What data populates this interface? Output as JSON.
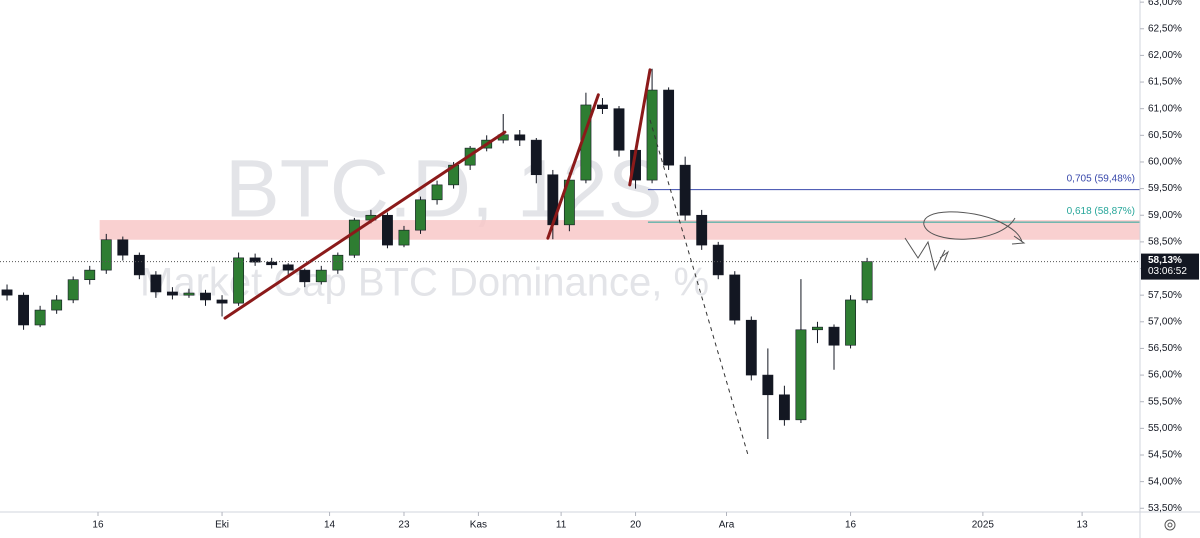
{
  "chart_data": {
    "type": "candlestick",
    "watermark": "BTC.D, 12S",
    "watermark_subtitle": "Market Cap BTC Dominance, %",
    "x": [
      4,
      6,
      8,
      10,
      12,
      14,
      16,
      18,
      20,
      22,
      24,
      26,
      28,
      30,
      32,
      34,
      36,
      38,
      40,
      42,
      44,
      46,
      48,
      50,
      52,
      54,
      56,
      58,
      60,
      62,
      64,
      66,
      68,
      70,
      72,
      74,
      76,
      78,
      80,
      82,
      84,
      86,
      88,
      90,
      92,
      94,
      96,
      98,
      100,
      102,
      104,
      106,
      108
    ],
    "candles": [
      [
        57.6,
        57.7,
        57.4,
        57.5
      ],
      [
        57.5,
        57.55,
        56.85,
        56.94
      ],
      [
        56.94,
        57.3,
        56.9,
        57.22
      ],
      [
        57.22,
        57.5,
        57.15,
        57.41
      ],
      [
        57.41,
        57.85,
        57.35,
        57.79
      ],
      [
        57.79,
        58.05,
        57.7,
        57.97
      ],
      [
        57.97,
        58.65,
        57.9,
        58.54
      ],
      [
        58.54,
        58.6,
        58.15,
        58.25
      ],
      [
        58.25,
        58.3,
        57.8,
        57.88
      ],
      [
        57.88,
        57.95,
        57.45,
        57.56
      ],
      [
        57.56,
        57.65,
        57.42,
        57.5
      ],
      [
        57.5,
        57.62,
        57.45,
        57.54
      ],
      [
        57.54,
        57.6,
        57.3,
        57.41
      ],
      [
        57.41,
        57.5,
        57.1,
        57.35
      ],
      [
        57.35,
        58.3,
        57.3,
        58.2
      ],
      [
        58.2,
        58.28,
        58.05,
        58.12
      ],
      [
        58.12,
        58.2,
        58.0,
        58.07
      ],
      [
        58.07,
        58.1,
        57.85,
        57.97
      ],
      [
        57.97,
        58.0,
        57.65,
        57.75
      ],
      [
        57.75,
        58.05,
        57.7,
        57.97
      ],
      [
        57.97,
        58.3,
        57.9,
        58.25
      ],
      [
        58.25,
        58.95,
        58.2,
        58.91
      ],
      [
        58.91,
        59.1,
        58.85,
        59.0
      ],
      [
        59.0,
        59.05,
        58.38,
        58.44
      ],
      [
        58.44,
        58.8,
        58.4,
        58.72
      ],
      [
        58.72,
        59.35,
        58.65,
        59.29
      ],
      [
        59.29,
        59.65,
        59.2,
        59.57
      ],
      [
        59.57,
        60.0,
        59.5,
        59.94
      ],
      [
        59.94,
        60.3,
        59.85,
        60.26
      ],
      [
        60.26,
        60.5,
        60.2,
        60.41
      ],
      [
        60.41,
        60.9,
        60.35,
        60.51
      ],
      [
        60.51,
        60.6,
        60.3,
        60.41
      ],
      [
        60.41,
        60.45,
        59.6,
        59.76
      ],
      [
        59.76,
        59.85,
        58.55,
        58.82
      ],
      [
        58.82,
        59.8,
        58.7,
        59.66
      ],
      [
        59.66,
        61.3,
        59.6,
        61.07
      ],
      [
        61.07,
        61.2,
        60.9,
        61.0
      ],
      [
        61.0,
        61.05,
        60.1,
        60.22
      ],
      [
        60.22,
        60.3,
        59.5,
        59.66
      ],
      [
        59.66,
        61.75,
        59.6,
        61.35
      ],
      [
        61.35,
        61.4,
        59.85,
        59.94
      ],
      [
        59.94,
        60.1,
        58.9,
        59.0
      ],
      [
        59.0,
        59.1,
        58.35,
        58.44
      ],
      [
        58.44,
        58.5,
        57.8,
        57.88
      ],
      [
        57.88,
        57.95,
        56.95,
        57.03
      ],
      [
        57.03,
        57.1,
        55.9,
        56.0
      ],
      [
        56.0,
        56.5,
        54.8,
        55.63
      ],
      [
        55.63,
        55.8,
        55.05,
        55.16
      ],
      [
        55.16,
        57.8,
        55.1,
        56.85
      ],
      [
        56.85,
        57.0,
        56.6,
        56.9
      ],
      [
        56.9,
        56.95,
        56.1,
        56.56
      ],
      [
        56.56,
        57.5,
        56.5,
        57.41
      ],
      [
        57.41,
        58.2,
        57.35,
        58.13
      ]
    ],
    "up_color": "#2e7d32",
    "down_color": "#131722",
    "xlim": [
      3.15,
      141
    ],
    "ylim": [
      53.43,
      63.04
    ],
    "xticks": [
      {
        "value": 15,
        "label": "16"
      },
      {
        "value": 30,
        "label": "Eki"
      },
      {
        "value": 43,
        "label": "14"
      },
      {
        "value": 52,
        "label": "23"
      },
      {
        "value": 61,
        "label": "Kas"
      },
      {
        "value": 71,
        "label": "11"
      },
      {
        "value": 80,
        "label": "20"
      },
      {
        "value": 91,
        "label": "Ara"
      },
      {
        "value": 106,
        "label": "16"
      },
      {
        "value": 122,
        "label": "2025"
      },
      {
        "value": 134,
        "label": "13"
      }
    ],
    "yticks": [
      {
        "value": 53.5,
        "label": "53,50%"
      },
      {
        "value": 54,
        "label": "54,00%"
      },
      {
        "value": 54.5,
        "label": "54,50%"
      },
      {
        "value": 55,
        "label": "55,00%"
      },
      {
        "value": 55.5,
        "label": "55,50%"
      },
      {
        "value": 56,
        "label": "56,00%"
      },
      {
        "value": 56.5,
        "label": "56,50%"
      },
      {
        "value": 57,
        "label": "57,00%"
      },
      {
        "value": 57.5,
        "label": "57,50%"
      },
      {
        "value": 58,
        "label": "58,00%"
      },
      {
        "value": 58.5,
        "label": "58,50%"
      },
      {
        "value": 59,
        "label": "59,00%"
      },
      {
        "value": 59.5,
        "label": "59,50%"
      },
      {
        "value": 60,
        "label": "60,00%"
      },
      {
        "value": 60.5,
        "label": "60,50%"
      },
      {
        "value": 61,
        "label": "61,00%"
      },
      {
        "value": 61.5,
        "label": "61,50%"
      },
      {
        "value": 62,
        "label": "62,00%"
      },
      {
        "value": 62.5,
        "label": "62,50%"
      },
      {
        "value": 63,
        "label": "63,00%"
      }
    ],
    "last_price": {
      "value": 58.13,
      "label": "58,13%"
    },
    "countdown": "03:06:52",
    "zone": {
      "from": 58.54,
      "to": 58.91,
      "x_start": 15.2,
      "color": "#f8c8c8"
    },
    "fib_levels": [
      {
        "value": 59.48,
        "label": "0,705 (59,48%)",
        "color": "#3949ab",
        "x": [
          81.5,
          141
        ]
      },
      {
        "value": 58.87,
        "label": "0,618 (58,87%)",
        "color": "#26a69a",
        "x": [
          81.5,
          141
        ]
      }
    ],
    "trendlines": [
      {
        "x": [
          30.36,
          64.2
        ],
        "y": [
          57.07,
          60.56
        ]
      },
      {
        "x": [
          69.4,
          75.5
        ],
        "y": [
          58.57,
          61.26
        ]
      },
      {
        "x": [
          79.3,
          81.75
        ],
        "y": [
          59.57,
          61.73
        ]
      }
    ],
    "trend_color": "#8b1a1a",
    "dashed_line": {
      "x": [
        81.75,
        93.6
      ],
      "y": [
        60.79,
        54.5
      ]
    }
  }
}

- _Problem to solve_
Quote the entries in full. Any image among them is to be omitted from the copy.

- _Finished task_
What data populates this interface? Output as JSON.
{
  "chart_data": {
    "type": "candlestick",
    "watermark": "BTC.D, 12S",
    "watermark_subtitle": "Market Cap BTC Dominance, %",
    "x": [
      4,
      6,
      8,
      10,
      12,
      14,
      16,
      18,
      20,
      22,
      24,
      26,
      28,
      30,
      32,
      34,
      36,
      38,
      40,
      42,
      44,
      46,
      48,
      50,
      52,
      54,
      56,
      58,
      60,
      62,
      64,
      66,
      68,
      70,
      72,
      74,
      76,
      78,
      80,
      82,
      84,
      86,
      88,
      90,
      92,
      94,
      96,
      98,
      100,
      102,
      104,
      106,
      108
    ],
    "candles": [
      [
        57.6,
        57.7,
        57.4,
        57.5
      ],
      [
        57.5,
        57.55,
        56.85,
        56.94
      ],
      [
        56.94,
        57.3,
        56.9,
        57.22
      ],
      [
        57.22,
        57.5,
        57.15,
        57.41
      ],
      [
        57.41,
        57.85,
        57.35,
        57.79
      ],
      [
        57.79,
        58.05,
        57.7,
        57.97
      ],
      [
        57.97,
        58.65,
        57.9,
        58.54
      ],
      [
        58.54,
        58.6,
        58.15,
        58.25
      ],
      [
        58.25,
        58.3,
        57.8,
        57.88
      ],
      [
        57.88,
        57.95,
        57.45,
        57.56
      ],
      [
        57.56,
        57.65,
        57.42,
        57.5
      ],
      [
        57.5,
        57.62,
        57.45,
        57.54
      ],
      [
        57.54,
        57.6,
        57.3,
        57.41
      ],
      [
        57.41,
        57.5,
        57.1,
        57.35
      ],
      [
        57.35,
        58.3,
        57.3,
        58.2
      ],
      [
        58.2,
        58.28,
        58.05,
        58.12
      ],
      [
        58.12,
        58.2,
        58.0,
        58.07
      ],
      [
        58.07,
        58.1,
        57.85,
        57.97
      ],
      [
        57.97,
        58.0,
        57.65,
        57.75
      ],
      [
        57.75,
        58.05,
        57.7,
        57.97
      ],
      [
        57.97,
        58.3,
        57.9,
        58.25
      ],
      [
        58.25,
        58.95,
        58.2,
        58.91
      ],
      [
        58.91,
        59.1,
        58.85,
        59.0
      ],
      [
        59.0,
        59.05,
        58.38,
        58.44
      ],
      [
        58.44,
        58.8,
        58.4,
        58.72
      ],
      [
        58.72,
        59.35,
        58.65,
        59.29
      ],
      [
        59.29,
        59.65,
        59.2,
        59.57
      ],
      [
        59.57,
        60.0,
        59.5,
        59.94
      ],
      [
        59.94,
        60.3,
        59.85,
        60.26
      ],
      [
        60.26,
        60.5,
        60.2,
        60.41
      ],
      [
        60.41,
        60.9,
        60.35,
        60.51
      ],
      [
        60.51,
        60.6,
        60.3,
        60.41
      ],
      [
        60.41,
        60.45,
        59.6,
        59.76
      ],
      [
        59.76,
        59.85,
        58.55,
        58.82
      ],
      [
        58.82,
        59.8,
        58.7,
        59.66
      ],
      [
        59.66,
        61.3,
        59.6,
        61.07
      ],
      [
        61.07,
        61.2,
        60.9,
        61.0
      ],
      [
        61.0,
        61.05,
        60.1,
        60.22
      ],
      [
        60.22,
        60.3,
        59.5,
        59.66
      ],
      [
        59.66,
        61.75,
        59.6,
        61.35
      ],
      [
        61.35,
        61.4,
        59.85,
        59.94
      ],
      [
        59.94,
        60.1,
        58.9,
        59.0
      ],
      [
        59.0,
        59.1,
        58.35,
        58.44
      ],
      [
        58.44,
        58.5,
        57.8,
        57.88
      ],
      [
        57.88,
        57.95,
        56.95,
        57.03
      ],
      [
        57.03,
        57.1,
        55.9,
        56.0
      ],
      [
        56.0,
        56.5,
        54.8,
        55.63
      ],
      [
        55.63,
        55.8,
        55.05,
        55.16
      ],
      [
        55.16,
        57.8,
        55.1,
        56.85
      ],
      [
        56.85,
        57.0,
        56.6,
        56.9
      ],
      [
        56.9,
        56.95,
        56.1,
        56.56
      ],
      [
        56.56,
        57.5,
        56.5,
        57.41
      ],
      [
        57.41,
        58.2,
        57.35,
        58.13
      ]
    ],
    "up_color": "#2e7d32",
    "down_color": "#131722",
    "xlim": [
      3.15,
      141
    ],
    "ylim": [
      53.43,
      63.04
    ],
    "xticks": [
      {
        "value": 15,
        "label": "16"
      },
      {
        "value": 30,
        "label": "Eki"
      },
      {
        "value": 43,
        "label": "14"
      },
      {
        "value": 52,
        "label": "23"
      },
      {
        "value": 61,
        "label": "Kas"
      },
      {
        "value": 71,
        "label": "11"
      },
      {
        "value": 80,
        "label": "20"
      },
      {
        "value": 91,
        "label": "Ara"
      },
      {
        "value": 106,
        "label": "16"
      },
      {
        "value": 122,
        "label": "2025"
      },
      {
        "value": 134,
        "label": "13"
      }
    ],
    "yticks": [
      {
        "value": 53.5,
        "label": "53,50%"
      },
      {
        "value": 54,
        "label": "54,00%"
      },
      {
        "value": 54.5,
        "label": "54,50%"
      },
      {
        "value": 55,
        "label": "55,00%"
      },
      {
        "value": 55.5,
        "label": "55,50%"
      },
      {
        "value": 56,
        "label": "56,00%"
      },
      {
        "value": 56.5,
        "label": "56,50%"
      },
      {
        "value": 57,
        "label": "57,00%"
      },
      {
        "value": 57.5,
        "label": "57,50%"
      },
      {
        "value": 58,
        "label": "58,00%"
      },
      {
        "value": 58.5,
        "label": "58,50%"
      },
      {
        "value": 59,
        "label": "59,00%"
      },
      {
        "value": 59.5,
        "label": "59,50%"
      },
      {
        "value": 60,
        "label": "60,00%"
      },
      {
        "value": 60.5,
        "label": "60,50%"
      },
      {
        "value": 61,
        "label": "61,00%"
      },
      {
        "value": 61.5,
        "label": "61,50%"
      },
      {
        "value": 62,
        "label": "62,00%"
      },
      {
        "value": 62.5,
        "label": "62,50%"
      },
      {
        "value": 63,
        "label": "63,00%"
      }
    ],
    "last_price": {
      "value": 58.13,
      "label": "58,13%"
    },
    "countdown": "03:06:52",
    "zone": {
      "from": 58.54,
      "to": 58.91,
      "x_start": 15.2,
      "color": "#f8c8c8"
    },
    "fib_levels": [
      {
        "value": 59.48,
        "label": "0,705 (59,48%)",
        "color": "#3949ab",
        "x": [
          81.5,
          141
        ]
      },
      {
        "value": 58.87,
        "label": "0,618 (58,87%)",
        "color": "#26a69a",
        "x": [
          81.5,
          141
        ]
      }
    ],
    "trendlines": [
      {
        "x": [
          30.36,
          64.2
        ],
        "y": [
          57.07,
          60.56
        ]
      },
      {
        "x": [
          69.4,
          75.5
        ],
        "y": [
          58.57,
          61.26
        ]
      },
      {
        "x": [
          79.3,
          81.75
        ],
        "y": [
          59.57,
          61.73
        ]
      }
    ],
    "trend_color": "#8b1a1a",
    "dashed_line": {
      "x": [
        81.75,
        93.6
      ],
      "y": [
        60.79,
        54.5
      ]
    }
  }
}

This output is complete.